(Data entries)
+++

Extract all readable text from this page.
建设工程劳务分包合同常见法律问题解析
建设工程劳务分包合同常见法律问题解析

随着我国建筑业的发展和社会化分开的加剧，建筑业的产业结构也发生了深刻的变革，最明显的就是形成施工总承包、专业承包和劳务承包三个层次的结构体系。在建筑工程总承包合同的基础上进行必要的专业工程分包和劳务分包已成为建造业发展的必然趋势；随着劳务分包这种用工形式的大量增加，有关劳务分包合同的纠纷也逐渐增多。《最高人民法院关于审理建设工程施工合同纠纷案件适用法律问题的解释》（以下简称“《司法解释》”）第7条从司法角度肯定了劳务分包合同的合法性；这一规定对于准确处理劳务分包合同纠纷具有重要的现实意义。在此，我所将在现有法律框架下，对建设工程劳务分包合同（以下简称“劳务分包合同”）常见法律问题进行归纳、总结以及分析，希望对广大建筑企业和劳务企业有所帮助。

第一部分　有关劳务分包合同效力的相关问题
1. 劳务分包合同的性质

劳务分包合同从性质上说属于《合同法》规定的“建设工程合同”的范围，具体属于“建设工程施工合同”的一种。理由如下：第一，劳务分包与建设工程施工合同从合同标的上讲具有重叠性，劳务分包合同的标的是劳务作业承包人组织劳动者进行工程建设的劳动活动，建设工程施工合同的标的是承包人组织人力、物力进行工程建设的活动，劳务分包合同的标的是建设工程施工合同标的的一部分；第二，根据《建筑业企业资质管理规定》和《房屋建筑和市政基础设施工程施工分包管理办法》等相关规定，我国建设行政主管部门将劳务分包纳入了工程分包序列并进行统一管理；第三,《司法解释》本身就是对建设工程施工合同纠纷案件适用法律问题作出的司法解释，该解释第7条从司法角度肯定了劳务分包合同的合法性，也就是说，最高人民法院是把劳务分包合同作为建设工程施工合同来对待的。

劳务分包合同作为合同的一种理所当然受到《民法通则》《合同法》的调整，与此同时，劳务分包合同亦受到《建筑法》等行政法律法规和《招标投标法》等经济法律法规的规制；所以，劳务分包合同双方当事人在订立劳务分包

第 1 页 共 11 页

+++

> _EXERCISE DETAILS_
Write out every line of the entries that holds the word "司法解释".

> _SOLVED EXERCISE_
随着我国建筑业的发展和社会化分开的加剧，建筑业的产业结构也发生了深刻的变革，最明显的就是形成施工总承包、专业承包和劳务承包三个层次的结构体系。在建筑工程总承包合同的基础上进行必要的专业工程分包和劳务分包已成为建造业发展的必然趋势；随着劳务分包这种用工形式的大量增加，有关劳务分包合同的纠纷也逐渐增多。《最高人民法院关于审理建设工程施工合同纠纷案件适用法律问题的解释》（以下简称“《司法解释》”）第7条从司法角度肯定了劳务分包合同的合法性；这一规定对于准确处理劳务分包合同纠纷具有重要的现实意义。在此，我所将在现有法律框架下，对建设工程劳务分包合同（以下简称“劳务分包合同”）常见法律问题进行归纳、总结以及分析，希望对广大建筑企业和劳务企业有所帮助。
劳务分包合同从性质上说属于《合同法》规定的“建设工程合同”的范围，具体属于“建设工程施工合同”的一种。理由如下：第一，劳务分包与建设工程施工合同从合同标的上讲具有重叠性，劳务分包合同的标的是劳务作业承包人组织劳动者进行工程建设的劳动活动，建设工程施工合同的标的是承包人组织人力、物力进行工程建设的活动，劳务分包合同的标的是建设工程施工合同标的的一部分；第二，根据《建筑业企业资质管理规定》和《房屋建筑和市政基础设施工程施工分包管理办法》等相关规定，我国建设行政主管部门将劳务分包纳入了工程分包序列并进行统一管理；第三,《司法解释》本身就是对建设工程施工合同纠纷案件适用法律问题作出的司法解释，该解释第7条从司法角度肯定了劳务分包合同的合法性，也就是说，最高人民法院是把劳务分包合同作为建设工程施工合同来对待的。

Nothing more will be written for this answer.